■ GOAL ■
All of the records below need to be copied exactly.

* * * *

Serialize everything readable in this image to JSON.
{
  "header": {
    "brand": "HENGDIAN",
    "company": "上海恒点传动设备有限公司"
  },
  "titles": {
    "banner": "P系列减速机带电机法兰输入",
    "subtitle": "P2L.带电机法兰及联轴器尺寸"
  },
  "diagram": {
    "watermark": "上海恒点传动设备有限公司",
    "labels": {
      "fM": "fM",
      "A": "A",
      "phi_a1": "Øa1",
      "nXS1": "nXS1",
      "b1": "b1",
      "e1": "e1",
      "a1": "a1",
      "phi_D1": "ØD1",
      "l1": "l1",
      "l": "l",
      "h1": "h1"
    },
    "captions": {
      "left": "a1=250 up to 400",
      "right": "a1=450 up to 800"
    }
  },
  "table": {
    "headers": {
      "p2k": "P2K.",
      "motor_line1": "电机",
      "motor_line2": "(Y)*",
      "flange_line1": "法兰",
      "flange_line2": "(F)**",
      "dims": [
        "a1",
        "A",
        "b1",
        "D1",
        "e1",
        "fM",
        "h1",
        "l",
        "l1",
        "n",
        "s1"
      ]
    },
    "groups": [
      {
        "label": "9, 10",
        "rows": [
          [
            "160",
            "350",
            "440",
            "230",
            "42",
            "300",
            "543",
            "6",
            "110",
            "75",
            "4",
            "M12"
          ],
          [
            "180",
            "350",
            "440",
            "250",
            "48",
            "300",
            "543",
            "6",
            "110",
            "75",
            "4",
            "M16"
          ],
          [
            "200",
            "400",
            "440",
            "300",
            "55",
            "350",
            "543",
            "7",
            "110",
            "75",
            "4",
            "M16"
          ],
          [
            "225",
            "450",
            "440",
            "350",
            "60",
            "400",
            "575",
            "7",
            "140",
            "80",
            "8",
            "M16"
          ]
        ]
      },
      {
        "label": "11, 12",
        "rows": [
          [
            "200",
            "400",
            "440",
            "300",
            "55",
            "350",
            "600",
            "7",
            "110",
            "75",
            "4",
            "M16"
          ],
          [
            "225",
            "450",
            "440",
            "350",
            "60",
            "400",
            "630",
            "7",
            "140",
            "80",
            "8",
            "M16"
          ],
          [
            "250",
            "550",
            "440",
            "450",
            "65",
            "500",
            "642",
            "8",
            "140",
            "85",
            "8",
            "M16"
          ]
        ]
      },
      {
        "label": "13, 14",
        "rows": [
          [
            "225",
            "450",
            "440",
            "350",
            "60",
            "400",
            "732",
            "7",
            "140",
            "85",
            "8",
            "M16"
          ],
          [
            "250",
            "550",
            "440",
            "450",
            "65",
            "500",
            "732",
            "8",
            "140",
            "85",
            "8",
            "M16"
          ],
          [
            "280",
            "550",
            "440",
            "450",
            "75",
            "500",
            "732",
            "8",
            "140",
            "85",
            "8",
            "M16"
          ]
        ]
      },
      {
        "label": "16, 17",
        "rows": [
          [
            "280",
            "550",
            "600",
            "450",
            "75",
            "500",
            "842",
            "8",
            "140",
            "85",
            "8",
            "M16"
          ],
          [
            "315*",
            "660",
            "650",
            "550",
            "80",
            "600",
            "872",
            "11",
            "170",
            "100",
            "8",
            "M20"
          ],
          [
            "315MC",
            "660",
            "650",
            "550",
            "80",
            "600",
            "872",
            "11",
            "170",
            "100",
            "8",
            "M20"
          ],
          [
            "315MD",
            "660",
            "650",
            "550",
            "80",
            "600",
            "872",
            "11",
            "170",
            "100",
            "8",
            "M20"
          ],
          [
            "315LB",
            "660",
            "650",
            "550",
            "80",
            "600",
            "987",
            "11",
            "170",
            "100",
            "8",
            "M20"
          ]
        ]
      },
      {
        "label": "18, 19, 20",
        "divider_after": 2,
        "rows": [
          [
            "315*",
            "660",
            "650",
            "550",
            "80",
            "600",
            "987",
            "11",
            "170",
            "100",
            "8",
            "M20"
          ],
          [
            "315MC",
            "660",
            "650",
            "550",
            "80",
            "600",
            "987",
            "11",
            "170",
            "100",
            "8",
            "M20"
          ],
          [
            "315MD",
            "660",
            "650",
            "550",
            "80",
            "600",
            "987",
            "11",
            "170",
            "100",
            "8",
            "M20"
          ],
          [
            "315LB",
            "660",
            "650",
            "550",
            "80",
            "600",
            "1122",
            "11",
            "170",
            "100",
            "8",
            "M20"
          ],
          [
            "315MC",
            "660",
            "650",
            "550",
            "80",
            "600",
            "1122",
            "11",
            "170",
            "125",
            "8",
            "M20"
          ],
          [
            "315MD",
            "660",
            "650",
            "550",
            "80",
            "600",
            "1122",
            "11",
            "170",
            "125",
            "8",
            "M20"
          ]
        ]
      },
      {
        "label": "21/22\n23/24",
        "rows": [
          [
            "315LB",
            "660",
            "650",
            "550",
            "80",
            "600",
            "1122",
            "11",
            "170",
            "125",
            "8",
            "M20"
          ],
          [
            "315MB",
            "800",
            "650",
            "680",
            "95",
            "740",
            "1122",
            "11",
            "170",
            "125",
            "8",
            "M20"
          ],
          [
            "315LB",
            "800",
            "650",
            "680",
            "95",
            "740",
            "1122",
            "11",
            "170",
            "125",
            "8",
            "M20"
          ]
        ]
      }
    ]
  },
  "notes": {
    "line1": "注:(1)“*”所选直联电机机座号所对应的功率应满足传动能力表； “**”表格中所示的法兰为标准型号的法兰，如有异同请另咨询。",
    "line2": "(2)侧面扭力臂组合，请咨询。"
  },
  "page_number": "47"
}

* * * *

■ OUTPUT BELOW ■
Serialize everything readable in this image to JSON.
{
  "header": {
    "brand": "HENGDIAN",
    "company": "上海恒点传动设备有限公司"
  },
  "titles": {
    "banner": "P系列减速机带电机法兰输入",
    "subtitle": "P2L.带电机法兰及联轴器尺寸"
  },
  "diagram": {
    "watermark": "上海恒点传动设备有限公司",
    "labels": {
      "fM": "fM",
      "A": "A",
      "phi_a1": "Øa1",
      "nXS1": "nXS1",
      "b1": "b1",
      "e1": "e1",
      "a1": "a1",
      "phi_D1": "ØD1",
      "l1": "l1",
      "l": "l",
      "h1": "h1"
    },
    "captions": {
      "left": "a1=250 up to 400",
      "right": "a1=450 up to 800"
    }
  },
  "table": {
    "headers": {
      "p2k": "P2K.",
      "motor_line1": "电机",
      "motor_line2": "(Y)*",
      "flange_line1": "法兰",
      "flange_line2": "(F)**",
      "dims": [
        "a1",
        "A",
        "b1",
        "D1",
        "e1",
        "fM",
        "h1",
        "l",
        "l1",
        "n",
        "s1"
      ]
    },
    "groups": [
      {
        "label": "9, 10",
        "rows": [
          [
            "160",
            "350",
            "440",
            "230",
            "42",
            "300",
            "543",
            "6",
            "110",
            "75",
            "4",
            "M12"
          ],
          [
            "180",
            "350",
            "440",
            "250",
            "48",
            "300",
            "543",
            "6",
            "110",
            "75",
            "4",
            "M16"
          ],
          [
            "200",
            "400",
            "440",
            "300",
            "55",
            "350",
            "543",
            "7",
            "110",
            "75",
            "4",
            "M16"
          ],
          [
            "225",
            "450",
            "440",
            "350",
            "60",
            "400",
            "575",
            "7",
            "140",
            "80",
            "8",
            "M16"
          ]
        ]
      },
      {
        "label": "11, 12",
        "rows": [
          [
            "200",
            "400",
            "440",
            "300",
            "55",
            "350",
            "600",
            "7",
            "110",
            "75",
            "4",
            "M16"
          ],
          [
            "225",
            "450",
            "440",
            "350",
            "60",
            "400",
            "630",
            "7",
            "140",
            "80",
            "8",
            "M16"
          ],
          [
            "250",
            "550",
            "440",
            "450",
            "65",
            "500",
            "642",
            "8",
            "140",
            "85",
            "8",
            "M16"
          ]
        ]
      },
      {
        "label": "13, 14",
        "rows": [
          [
            "225",
            "450",
            "440",
            "350",
            "60",
            "400",
            "732",
            "7",
            "140",
            "85",
            "8",
            "M16"
          ],
          [
            "250",
            "550",
            "440",
            "450",
            "65",
            "500",
            "732",
            "8",
            "140",
            "85",
            "8",
            "M16"
          ],
          [
            "280",
            "550",
            "440",
            "450",
            "75",
            "500",
            "732",
            "8",
            "140",
            "85",
            "8",
            "M16"
          ]
        ]
      },
      {
        "label": "16, 17",
        "rows": [
          [
            "280",
            "550",
            "600",
            "450",
            "75",
            "500",
            "842",
            "8",
            "140",
            "85",
            "8",
            "M16"
          ],
          [
            "315*",
            "660",
            "650",
            "550",
            "80",
            "600",
            "872",
            "11",
            "170",
            "100",
            "8",
            "M20"
          ],
          [
            "315MC",
            "660",
            "650",
            "550",
            "80",
            "600",
            "872",
            "11",
            "170",
            "100",
            "8",
            "M20"
          ],
          [
            "315MD",
            "660",
            "650",
            "550",
            "80",
            "600",
            "872",
            "11",
            "170",
            "100",
            "8",
            "M20"
          ],
          [
            "315LB",
            "660",
            "650",
            "550",
            "80",
            "600",
            "987",
            "11",
            "170",
            "100",
            "8",
            "M20"
          ]
        ]
      },
      {
        "label": "18, 19, 20",
        "divider_after": 2,
        "rows": [
          [
            "315*",
            "660",
            "650",
            "550",
            "80",
            "600",
            "987",
            "11",
            "170",
            "100",
            "8",
            "M20"
          ],
          [
            "315MC",
            "660",
            "650",
            "550",
            "80",
            "600",
            "987",
            "11",
            "170",
            "100",
            "8",
            "M20"
          ],
          [
            "315MD",
            "660",
            "650",
            "550",
            "80",
            "600",
            "987",
            "11",
            "170",
            "100",
            "8",
            "M20"
          ],
          [
            "315LB",
            "660",
            "650",
            "550",
            "80",
            "600",
            "1122",
            "11",
            "170",
            "100",
            "8",
            "M20"
          ],
          [
            "315MC",
            "660",
            "650",
            "550",
            "80",
            "600",
            "1122",
            "11",
            "170",
            "125",
            "8",
            "M20"
          ],
          [
            "315MD",
            "660",
            "650",
            "550",
            "80",
            "600",
            "1122",
            "11",
            "170",
            "125",
            "8",
            "M20"
          ]
        ]
      },
      {
        "label": "21/22\n23/24",
        "rows": [
          [
            "315LB",
            "660",
            "650",
            "550",
            "80",
            "600",
            "1122",
            "11",
            "170",
            "125",
            "8",
            "M20"
          ],
          [
            "315MB",
            "800",
            "650",
            "680",
            "95",
            "740",
            "1122",
            "11",
            "170",
            "125",
            "8",
            "M20"
          ],
          [
            "315LB",
            "800",
            "650",
            "680",
            "95",
            "740",
            "1122",
            "11",
            "170",
            "125",
            "8",
            "M20"
          ]
        ]
      }
    ]
  },
  "notes": {
    "line1": "注:(1)“*”所选直联电机机座号所对应的功率应满足传动能力表； “**”表格中所示的法兰为标准型号的法兰，如有异同请另咨询。",
    "line2": "(2)侧面扭力臂组合，请咨询。"
  },
  "page_number": "47"
}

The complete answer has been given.